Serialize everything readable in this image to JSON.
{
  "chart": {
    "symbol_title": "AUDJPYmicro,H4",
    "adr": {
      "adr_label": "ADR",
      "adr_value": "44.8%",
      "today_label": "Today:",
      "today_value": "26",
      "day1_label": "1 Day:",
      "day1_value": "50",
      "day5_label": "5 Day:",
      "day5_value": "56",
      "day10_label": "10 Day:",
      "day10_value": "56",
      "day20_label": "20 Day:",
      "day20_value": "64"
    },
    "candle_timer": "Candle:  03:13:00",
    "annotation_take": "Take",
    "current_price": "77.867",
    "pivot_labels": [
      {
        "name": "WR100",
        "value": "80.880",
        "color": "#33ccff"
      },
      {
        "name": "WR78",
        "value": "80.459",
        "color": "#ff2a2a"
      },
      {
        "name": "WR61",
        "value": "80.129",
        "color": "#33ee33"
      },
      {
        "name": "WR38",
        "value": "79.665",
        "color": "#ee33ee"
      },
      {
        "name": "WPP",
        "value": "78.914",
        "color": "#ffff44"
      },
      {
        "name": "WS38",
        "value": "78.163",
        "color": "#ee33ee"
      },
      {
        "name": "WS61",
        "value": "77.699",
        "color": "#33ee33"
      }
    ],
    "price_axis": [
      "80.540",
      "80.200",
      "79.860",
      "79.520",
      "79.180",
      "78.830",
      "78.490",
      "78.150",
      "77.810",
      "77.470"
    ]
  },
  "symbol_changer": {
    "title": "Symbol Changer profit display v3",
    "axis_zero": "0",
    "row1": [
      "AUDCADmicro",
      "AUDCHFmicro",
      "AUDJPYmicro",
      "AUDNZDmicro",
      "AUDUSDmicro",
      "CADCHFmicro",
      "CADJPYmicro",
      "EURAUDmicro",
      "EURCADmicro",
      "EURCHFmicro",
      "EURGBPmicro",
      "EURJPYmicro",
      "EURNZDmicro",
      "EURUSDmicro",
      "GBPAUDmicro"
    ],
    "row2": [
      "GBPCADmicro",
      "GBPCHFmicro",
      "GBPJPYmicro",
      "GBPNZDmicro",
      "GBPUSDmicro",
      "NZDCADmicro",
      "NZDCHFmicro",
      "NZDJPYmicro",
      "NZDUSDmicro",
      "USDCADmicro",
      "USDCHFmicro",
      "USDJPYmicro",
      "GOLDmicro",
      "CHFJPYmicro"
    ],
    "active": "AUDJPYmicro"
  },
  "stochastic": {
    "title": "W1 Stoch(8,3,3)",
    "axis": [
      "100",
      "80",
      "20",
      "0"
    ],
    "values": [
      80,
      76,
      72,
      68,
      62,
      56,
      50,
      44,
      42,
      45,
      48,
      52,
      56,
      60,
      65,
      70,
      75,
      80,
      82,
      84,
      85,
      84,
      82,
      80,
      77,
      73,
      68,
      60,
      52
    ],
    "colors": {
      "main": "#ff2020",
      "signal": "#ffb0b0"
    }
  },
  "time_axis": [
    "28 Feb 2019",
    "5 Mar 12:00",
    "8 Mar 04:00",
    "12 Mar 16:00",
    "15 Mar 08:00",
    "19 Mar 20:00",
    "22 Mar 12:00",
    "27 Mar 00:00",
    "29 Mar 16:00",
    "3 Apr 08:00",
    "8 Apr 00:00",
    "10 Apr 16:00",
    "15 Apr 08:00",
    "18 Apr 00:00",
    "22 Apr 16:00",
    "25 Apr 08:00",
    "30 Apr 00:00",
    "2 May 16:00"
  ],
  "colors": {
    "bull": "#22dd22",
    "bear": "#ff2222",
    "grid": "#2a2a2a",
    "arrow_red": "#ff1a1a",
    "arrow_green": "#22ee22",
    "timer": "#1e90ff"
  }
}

- **Work instructions**
In the entries above, identify every line with the word "AUDJPYmicro". Copy those lines.

- **Written answer**
    "symbol_title": "AUDJPYmicro,H4",
      "AUDJPYmicro",
    "active": "AUDJPYmicro"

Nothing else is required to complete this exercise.